§ TO BE DONE
In the entries below, find every line holding the string "Glück" and collect it.

**** STORED DATA

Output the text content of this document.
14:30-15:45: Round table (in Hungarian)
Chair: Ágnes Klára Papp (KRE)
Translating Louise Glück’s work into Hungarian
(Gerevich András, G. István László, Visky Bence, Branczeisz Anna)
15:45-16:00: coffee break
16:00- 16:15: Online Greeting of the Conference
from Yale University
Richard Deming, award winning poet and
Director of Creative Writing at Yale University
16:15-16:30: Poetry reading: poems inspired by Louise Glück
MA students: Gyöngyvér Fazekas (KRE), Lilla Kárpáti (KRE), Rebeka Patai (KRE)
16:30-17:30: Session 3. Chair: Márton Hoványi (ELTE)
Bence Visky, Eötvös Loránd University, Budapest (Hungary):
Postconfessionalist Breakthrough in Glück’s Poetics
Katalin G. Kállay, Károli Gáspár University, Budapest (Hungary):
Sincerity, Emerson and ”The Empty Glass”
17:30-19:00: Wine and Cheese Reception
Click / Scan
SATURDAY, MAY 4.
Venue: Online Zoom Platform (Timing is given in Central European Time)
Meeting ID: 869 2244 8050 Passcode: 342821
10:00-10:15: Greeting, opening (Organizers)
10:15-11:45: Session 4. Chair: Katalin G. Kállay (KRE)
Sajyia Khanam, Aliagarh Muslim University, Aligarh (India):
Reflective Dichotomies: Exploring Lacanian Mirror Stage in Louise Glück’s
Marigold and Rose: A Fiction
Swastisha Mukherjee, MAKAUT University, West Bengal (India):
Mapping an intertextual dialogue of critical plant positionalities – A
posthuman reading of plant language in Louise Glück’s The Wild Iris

********

§ CORRECT ANSWER
Translating Louise Glück’s work into Hungarian
16:15-16:30: Poetry reading: poems inspired by Louise Glück
Postconfessionalist Breakthrough in Glück’s Poetics
Reflective Dichotomies: Exploring Lacanian Mirror Stage in Louise Glück’s
posthuman reading of plant language in Louise Glück’s The Wild Iris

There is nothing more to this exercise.